BEGIN Available data
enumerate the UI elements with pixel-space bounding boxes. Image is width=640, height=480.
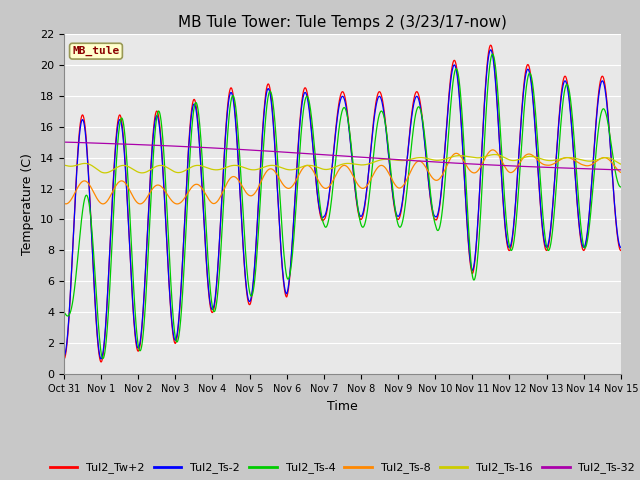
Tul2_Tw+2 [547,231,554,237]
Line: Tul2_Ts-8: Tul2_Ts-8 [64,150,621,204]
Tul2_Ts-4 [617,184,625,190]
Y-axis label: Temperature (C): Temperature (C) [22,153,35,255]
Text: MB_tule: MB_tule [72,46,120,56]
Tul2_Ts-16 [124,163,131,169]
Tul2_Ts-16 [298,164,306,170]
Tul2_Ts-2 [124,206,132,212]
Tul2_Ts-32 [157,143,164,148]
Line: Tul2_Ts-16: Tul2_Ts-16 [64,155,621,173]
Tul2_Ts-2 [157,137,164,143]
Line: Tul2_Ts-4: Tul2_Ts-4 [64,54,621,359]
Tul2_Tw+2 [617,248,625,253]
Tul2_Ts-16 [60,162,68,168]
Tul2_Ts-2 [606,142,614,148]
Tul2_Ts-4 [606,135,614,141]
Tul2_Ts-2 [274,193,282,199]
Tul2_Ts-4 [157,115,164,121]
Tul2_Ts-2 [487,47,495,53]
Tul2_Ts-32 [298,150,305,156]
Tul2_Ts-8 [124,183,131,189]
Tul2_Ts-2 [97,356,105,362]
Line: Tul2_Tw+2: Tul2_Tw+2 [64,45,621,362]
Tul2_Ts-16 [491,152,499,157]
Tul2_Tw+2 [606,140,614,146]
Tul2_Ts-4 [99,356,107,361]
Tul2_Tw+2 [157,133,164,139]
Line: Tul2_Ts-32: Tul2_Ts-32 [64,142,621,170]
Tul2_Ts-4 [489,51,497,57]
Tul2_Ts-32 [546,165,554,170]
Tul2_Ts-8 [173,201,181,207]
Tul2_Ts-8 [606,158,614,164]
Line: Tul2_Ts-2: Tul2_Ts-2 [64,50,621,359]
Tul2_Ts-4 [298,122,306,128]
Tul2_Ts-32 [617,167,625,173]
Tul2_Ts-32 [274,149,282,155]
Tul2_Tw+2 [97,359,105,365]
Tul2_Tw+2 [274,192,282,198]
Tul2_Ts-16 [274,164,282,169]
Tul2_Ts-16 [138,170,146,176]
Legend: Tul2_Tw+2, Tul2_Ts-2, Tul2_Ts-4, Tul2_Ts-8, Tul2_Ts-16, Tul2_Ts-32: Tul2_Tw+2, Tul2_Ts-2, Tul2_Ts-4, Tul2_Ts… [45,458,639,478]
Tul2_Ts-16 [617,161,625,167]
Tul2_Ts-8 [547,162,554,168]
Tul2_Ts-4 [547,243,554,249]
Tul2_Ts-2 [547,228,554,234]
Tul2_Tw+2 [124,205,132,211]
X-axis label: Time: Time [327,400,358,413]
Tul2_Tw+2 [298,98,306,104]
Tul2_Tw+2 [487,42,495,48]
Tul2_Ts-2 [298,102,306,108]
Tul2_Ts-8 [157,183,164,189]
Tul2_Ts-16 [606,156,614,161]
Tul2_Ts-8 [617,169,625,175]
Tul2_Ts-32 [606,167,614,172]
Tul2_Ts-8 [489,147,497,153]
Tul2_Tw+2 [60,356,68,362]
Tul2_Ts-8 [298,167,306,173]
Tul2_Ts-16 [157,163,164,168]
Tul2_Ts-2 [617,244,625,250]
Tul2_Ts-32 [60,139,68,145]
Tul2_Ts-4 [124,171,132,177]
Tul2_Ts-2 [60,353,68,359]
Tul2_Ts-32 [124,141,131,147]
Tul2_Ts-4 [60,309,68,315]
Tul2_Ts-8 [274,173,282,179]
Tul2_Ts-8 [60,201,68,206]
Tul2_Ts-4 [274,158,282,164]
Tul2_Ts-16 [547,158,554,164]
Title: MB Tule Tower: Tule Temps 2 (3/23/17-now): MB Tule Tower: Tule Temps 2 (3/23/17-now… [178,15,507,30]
END Available data
BEGIN Available data
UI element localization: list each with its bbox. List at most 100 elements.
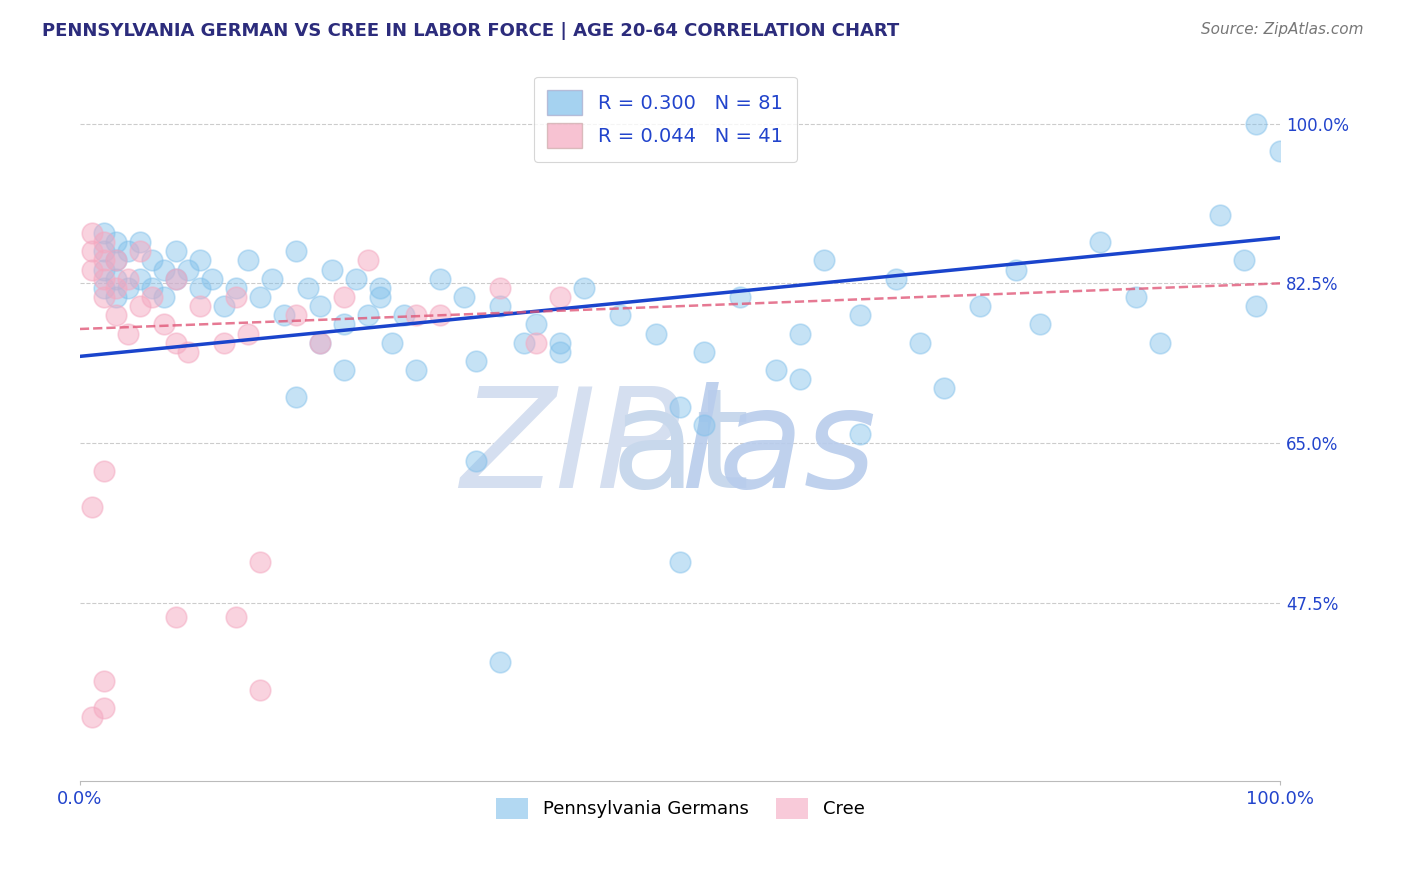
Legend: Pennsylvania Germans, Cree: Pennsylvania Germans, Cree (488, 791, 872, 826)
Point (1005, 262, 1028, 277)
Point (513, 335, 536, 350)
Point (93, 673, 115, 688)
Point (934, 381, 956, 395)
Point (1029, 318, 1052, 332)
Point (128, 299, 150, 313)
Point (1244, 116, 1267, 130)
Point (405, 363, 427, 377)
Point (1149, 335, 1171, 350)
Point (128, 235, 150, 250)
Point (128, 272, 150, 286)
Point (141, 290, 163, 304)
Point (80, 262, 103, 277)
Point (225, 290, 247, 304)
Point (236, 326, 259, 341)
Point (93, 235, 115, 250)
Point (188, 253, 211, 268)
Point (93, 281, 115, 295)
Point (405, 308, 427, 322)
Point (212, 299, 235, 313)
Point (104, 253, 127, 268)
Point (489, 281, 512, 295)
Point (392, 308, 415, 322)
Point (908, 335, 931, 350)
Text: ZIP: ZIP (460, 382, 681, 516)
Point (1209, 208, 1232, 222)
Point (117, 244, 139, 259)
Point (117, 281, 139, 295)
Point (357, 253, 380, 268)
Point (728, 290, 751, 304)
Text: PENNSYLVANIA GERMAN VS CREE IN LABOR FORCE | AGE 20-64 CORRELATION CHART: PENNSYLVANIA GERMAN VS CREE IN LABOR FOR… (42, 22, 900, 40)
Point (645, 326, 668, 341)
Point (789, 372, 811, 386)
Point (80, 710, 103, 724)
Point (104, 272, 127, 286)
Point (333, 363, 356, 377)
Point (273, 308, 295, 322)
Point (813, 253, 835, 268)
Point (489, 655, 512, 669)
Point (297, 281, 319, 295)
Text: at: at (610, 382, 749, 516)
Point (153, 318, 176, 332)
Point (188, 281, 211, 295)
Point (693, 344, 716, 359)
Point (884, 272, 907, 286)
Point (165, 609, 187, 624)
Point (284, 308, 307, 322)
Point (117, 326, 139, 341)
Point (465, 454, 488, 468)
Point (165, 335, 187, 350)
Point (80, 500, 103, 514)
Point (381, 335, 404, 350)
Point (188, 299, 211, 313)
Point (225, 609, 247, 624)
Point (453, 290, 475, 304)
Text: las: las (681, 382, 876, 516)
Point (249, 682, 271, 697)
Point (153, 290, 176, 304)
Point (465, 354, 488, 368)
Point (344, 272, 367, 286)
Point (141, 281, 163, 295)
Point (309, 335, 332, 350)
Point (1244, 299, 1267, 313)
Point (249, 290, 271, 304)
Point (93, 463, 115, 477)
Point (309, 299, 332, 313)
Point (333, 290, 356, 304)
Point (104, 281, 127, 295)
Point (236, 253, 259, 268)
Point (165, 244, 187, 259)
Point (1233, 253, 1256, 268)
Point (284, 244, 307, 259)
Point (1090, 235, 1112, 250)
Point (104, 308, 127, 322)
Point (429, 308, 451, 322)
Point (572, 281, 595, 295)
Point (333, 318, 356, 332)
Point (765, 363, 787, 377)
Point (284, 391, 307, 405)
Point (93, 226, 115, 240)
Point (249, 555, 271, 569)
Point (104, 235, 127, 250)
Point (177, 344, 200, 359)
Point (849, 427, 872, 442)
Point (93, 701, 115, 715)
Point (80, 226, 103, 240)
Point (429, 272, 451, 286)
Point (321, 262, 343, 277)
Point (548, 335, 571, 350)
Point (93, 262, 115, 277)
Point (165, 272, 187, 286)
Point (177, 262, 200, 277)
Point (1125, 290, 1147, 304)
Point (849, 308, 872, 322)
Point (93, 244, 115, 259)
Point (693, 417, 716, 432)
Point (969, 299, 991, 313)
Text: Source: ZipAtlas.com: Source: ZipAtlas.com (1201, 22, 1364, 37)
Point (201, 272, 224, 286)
END Available data
Problem statement -> In the records above, lay out as a JSON list of strings everything from the line containing "Legend: Pennsylvania Germans, Cree: Pennsylvania" down to the line containing "Point (405, 308, 427, 322)", one string per line and both of those lines included.

Result below ->
[
  "Legend: Pennsylvania Germans, Cree: Pennsylvania Germans, Cree (488, 791, 872, 826)",
  "Point (1005, 262, 1028, 277)",
  "Point (513, 335, 536, 350)",
  "Point (93, 673, 115, 688)",
  "Point (934, 381, 956, 395)",
  "Point (1029, 318, 1052, 332)",
  "Point (128, 299, 150, 313)",
  "Point (1244, 116, 1267, 130)",
  "Point (405, 363, 427, 377)",
  "Point (1149, 335, 1171, 350)",
  "Point (128, 235, 150, 250)",
  "Point (128, 272, 150, 286)",
  "Point (141, 290, 163, 304)",
  "Point (80, 262, 103, 277)",
  "Point (225, 290, 247, 304)",
  "Point (236, 326, 259, 341)",
  "Point (93, 235, 115, 250)",
  "Point (188, 253, 211, 268)",
  "Point (93, 281, 115, 295)",
  "Point (405, 308, 427, 322)"
]